- _WRITTEN INSTRUCTION_
List each line of the data in which the string "nivel" appears.

## start EXERCISE MATERIAL

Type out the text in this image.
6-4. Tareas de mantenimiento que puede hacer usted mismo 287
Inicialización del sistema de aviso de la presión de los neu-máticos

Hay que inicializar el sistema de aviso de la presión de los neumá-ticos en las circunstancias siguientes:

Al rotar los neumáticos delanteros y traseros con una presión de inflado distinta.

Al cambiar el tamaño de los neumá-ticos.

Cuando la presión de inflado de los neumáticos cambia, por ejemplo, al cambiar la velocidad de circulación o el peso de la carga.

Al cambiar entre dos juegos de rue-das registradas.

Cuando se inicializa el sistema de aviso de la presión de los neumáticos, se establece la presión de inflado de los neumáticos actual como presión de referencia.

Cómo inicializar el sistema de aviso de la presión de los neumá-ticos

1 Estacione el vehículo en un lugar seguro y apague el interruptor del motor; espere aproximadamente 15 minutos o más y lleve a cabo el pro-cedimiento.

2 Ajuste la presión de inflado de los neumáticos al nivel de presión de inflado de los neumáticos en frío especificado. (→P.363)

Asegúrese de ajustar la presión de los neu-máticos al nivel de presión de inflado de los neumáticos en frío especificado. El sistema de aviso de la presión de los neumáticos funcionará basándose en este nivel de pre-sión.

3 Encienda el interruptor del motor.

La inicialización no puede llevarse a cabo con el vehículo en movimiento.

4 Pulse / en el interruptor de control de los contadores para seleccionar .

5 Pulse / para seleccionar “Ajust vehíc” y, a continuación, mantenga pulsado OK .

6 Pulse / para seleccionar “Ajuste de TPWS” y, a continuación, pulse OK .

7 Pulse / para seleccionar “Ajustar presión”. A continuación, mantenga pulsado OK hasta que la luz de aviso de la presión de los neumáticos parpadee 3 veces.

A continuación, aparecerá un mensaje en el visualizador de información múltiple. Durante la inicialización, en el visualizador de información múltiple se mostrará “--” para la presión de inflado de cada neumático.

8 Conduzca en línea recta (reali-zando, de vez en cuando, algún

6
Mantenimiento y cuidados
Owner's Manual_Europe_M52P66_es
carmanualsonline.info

## end EXERCISE MATERIAL

- _SOLUTION_
2 Ajuste la presión de inflado de los neumáticos al nivel de presión de inflado de los neumáticos en frío especificado. (→P.363)
Asegúrese de ajustar la presión de los neu-máticos al nivel de presión de inflado de los neumáticos en frío especificado. El sistema de aviso de la presión de los neumáticos funcionará basándose en este nivel de pre-sión.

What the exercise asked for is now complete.